What is needed: Check every line below for the word "relatively" and give only the number of lines where it appears.

Data for the task:
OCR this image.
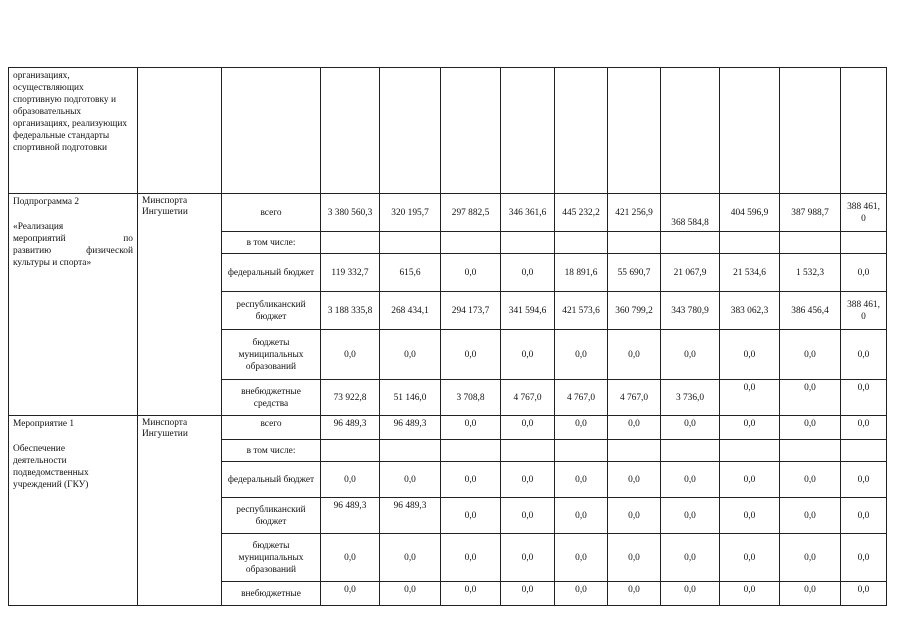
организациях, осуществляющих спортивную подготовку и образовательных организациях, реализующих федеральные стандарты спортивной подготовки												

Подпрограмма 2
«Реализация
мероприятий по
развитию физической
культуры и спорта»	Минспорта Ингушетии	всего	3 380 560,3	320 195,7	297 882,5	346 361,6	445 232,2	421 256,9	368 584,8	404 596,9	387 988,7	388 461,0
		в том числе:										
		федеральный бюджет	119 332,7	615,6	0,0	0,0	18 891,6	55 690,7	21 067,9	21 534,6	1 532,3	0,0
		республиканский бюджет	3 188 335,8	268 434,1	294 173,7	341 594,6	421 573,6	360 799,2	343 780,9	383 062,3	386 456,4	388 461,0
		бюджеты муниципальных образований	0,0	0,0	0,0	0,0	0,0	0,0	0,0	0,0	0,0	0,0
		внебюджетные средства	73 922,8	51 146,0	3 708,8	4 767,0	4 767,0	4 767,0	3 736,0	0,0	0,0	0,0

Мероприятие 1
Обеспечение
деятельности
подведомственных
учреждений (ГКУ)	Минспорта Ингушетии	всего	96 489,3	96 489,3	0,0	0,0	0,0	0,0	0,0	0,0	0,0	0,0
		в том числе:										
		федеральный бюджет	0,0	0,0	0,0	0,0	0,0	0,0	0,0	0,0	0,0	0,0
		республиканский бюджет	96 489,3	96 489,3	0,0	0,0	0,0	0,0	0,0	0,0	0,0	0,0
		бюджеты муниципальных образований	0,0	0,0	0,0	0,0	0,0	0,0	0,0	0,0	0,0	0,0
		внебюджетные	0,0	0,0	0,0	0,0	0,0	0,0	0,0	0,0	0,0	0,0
--
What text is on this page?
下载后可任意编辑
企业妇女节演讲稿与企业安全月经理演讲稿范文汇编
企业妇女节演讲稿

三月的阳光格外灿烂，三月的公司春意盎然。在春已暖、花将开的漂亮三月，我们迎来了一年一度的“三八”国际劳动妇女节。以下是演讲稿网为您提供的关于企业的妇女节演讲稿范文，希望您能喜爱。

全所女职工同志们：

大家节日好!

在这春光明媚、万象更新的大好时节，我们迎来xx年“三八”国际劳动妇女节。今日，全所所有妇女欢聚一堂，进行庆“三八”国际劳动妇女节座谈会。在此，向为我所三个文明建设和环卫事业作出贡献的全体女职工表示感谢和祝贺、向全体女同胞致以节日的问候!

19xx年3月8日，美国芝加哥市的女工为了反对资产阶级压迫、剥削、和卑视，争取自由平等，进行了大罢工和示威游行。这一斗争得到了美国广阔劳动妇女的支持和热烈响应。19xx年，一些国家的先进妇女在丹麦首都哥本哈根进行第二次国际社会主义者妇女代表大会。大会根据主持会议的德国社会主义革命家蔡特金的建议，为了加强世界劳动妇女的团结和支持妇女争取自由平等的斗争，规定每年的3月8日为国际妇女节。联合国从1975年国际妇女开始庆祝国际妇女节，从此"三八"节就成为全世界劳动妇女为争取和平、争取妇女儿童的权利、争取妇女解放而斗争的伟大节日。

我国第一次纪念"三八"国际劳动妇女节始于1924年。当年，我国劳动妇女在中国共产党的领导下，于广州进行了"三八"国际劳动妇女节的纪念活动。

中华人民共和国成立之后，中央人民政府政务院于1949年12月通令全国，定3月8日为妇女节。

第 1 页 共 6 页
==
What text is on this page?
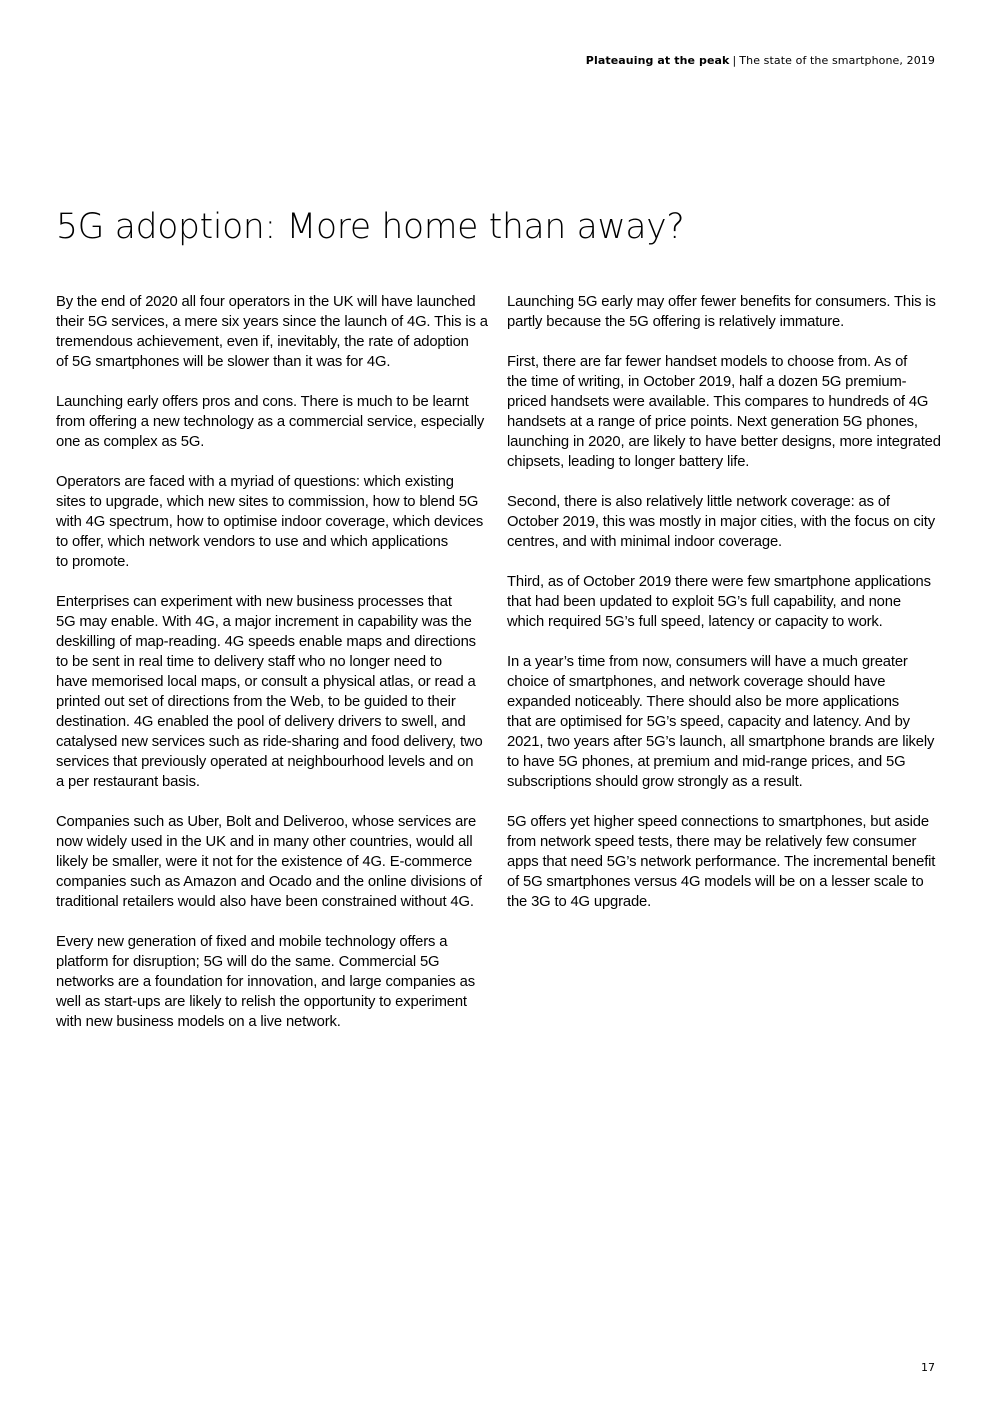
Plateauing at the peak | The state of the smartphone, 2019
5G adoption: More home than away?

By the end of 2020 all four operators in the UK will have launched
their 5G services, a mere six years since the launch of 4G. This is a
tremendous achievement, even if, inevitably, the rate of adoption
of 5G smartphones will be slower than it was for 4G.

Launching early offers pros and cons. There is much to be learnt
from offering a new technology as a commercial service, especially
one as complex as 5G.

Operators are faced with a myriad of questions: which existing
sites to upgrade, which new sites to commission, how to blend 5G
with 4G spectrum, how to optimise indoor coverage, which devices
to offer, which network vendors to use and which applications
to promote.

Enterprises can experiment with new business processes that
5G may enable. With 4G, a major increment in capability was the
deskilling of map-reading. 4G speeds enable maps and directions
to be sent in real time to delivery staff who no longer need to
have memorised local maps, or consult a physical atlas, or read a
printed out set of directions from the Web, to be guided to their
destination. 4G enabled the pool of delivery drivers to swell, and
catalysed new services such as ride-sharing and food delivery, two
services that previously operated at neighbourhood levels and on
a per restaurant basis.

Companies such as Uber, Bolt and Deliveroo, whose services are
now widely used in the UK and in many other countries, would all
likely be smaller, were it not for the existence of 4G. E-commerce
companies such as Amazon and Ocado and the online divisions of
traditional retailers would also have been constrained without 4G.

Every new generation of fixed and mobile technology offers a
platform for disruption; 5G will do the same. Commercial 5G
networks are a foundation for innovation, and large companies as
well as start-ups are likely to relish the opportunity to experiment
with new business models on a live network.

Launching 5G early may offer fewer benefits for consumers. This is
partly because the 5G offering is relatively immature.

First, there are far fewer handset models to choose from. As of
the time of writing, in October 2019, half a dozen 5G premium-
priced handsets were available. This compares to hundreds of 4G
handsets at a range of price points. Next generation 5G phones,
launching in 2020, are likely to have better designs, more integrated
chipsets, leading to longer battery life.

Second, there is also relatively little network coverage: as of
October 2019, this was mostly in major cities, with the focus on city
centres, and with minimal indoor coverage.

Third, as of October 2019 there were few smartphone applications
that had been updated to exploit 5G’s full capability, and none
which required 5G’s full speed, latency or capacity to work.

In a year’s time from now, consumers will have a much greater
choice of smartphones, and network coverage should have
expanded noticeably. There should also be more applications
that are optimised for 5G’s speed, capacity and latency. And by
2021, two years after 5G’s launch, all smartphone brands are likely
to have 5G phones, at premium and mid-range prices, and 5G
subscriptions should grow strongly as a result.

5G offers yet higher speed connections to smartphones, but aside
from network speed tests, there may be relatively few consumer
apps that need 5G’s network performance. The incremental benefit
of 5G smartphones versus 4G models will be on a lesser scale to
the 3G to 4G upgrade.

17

Result for this exercise: 3